A block of data:
· · ·

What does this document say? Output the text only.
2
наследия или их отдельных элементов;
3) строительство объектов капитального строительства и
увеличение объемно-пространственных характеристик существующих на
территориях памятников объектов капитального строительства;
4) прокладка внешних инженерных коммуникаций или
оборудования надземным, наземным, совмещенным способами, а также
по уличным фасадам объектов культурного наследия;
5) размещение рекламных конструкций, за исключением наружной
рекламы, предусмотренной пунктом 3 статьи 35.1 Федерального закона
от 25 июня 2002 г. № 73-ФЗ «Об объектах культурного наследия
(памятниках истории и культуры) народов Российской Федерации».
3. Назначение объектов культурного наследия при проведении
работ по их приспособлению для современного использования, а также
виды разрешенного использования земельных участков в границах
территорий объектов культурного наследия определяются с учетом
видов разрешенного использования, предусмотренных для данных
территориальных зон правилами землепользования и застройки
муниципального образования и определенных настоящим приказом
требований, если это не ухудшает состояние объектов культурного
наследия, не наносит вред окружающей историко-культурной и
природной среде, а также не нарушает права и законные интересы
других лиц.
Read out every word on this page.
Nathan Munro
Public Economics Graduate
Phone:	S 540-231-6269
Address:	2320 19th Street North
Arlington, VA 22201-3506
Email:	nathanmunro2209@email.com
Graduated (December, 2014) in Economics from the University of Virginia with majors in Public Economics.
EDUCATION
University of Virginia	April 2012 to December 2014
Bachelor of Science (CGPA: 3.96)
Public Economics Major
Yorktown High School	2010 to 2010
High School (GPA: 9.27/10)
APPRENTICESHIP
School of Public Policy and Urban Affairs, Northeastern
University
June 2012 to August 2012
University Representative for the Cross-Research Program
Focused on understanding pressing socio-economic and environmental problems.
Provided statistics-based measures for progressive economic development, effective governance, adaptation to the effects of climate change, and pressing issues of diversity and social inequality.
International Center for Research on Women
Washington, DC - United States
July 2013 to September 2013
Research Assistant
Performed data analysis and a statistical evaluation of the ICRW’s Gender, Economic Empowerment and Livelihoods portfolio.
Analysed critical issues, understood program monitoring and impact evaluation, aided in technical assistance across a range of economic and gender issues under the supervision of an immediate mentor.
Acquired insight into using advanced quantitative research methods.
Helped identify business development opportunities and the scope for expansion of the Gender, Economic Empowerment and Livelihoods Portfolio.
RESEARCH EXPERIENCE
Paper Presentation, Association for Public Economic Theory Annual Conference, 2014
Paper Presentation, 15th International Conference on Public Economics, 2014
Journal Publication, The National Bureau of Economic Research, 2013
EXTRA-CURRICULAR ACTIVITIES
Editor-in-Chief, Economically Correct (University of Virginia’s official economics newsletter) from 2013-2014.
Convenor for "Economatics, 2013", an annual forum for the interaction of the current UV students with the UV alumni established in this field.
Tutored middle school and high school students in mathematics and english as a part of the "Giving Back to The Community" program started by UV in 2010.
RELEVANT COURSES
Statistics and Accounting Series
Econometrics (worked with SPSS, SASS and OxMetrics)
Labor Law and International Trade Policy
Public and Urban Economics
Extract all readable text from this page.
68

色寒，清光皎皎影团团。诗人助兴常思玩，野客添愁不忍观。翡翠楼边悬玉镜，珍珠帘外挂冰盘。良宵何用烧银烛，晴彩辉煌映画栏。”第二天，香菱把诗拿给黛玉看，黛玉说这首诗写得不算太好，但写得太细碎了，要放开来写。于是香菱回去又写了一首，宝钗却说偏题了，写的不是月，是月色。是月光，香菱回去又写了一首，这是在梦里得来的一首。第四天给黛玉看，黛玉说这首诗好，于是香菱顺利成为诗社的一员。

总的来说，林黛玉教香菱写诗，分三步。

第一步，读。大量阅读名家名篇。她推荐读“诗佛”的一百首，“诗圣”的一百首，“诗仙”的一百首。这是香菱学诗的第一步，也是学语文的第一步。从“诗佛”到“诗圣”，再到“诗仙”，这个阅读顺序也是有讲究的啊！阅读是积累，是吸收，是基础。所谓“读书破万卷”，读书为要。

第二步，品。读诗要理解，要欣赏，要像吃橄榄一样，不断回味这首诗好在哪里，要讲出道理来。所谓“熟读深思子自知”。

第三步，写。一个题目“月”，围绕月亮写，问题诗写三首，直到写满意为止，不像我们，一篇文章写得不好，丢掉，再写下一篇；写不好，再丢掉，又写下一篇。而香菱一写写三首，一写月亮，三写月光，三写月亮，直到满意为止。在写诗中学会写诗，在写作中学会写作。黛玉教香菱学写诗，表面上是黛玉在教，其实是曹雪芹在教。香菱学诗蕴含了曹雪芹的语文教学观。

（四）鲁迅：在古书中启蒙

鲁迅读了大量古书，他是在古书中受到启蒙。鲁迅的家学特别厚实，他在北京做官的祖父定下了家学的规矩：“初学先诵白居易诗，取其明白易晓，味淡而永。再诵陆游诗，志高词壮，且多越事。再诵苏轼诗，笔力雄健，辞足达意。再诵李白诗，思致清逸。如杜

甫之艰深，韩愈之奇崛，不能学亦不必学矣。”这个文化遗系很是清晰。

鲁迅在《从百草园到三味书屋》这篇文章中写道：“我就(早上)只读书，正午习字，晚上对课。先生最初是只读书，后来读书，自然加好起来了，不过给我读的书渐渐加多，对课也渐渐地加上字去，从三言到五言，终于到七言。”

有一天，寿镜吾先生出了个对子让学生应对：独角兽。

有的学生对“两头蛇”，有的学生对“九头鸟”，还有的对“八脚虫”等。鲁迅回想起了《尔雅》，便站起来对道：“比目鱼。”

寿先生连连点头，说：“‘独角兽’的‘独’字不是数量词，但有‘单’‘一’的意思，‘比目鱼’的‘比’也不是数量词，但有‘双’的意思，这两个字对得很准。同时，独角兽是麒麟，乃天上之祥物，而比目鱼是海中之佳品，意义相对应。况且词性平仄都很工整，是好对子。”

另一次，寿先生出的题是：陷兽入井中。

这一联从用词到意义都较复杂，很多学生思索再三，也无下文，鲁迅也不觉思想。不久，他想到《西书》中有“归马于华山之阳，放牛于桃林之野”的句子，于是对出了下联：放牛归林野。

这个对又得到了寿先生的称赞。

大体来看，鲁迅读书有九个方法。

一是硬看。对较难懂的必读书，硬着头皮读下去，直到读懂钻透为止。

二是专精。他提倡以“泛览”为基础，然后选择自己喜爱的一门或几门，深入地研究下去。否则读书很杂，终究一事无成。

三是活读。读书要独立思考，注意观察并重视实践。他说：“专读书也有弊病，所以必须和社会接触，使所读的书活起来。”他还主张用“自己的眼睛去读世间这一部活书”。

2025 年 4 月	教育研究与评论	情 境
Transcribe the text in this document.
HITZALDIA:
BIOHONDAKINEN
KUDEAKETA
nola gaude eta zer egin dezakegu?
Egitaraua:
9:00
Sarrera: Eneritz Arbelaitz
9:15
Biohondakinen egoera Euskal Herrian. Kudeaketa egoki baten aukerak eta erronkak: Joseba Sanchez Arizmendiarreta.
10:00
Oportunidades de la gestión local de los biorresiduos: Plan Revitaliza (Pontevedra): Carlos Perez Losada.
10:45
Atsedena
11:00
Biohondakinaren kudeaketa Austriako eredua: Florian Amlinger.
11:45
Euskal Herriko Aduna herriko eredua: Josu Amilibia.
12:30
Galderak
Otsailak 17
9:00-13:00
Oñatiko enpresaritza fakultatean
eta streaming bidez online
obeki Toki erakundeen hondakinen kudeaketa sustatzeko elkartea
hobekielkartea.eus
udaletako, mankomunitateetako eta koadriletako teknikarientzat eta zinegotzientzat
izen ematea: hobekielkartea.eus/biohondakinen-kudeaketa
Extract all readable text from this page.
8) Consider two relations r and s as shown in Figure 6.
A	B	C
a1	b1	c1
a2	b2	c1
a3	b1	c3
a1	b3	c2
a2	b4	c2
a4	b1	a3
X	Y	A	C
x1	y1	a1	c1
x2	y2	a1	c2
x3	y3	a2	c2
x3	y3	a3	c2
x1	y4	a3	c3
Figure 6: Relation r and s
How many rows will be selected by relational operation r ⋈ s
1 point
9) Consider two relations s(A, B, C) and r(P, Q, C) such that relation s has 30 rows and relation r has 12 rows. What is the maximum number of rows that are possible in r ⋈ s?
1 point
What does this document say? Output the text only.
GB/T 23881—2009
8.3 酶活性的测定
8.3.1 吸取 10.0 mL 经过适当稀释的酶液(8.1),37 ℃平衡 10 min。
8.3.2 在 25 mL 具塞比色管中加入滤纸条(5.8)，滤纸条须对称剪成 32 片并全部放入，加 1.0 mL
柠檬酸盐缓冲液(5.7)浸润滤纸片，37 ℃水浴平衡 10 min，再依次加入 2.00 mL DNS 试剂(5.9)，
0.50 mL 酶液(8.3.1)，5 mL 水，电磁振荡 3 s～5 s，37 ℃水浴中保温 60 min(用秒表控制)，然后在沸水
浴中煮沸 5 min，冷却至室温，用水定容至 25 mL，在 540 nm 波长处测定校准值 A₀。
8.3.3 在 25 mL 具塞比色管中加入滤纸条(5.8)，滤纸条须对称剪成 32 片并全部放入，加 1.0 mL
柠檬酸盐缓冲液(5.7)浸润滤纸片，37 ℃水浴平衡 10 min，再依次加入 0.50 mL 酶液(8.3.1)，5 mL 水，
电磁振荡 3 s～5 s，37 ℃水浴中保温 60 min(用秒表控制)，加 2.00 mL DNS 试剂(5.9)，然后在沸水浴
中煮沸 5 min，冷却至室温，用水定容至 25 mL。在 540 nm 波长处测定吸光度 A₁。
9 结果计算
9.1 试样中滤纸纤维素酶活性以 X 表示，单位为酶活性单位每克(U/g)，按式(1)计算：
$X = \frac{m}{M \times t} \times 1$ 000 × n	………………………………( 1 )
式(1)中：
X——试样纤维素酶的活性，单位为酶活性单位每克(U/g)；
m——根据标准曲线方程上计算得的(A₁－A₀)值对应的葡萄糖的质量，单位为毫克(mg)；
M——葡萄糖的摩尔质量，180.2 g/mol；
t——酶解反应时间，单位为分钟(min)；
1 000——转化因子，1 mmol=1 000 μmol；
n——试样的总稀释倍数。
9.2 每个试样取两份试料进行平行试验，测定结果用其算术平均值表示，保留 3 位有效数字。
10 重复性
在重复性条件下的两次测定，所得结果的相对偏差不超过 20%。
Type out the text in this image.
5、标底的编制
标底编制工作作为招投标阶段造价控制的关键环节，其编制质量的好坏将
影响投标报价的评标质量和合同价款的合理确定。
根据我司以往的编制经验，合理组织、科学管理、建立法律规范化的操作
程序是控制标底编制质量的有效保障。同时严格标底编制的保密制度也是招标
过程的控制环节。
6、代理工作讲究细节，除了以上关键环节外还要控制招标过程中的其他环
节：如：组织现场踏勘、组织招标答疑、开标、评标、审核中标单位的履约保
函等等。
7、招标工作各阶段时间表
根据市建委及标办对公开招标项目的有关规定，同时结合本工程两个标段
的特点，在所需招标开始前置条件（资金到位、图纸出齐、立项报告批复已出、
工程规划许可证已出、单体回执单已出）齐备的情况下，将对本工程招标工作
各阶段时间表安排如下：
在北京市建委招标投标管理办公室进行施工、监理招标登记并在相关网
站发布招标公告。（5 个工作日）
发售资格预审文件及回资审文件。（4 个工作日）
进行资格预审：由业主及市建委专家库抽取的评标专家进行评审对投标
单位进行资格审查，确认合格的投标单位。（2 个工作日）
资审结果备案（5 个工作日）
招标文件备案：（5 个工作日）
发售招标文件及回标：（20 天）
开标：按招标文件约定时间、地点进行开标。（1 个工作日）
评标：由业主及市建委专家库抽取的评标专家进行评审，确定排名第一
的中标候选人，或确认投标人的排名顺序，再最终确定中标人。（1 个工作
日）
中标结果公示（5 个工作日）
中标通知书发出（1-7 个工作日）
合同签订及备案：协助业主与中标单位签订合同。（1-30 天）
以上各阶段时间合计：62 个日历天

· · ·

● **What needs to be done**
Filter lines by "Presentation" and return each hit.

● **The answer**
Paper Presentation, Association for Public Economic Theory Annual Conference, 2014
Paper Presentation, 15th International Conference on Public Economics, 2014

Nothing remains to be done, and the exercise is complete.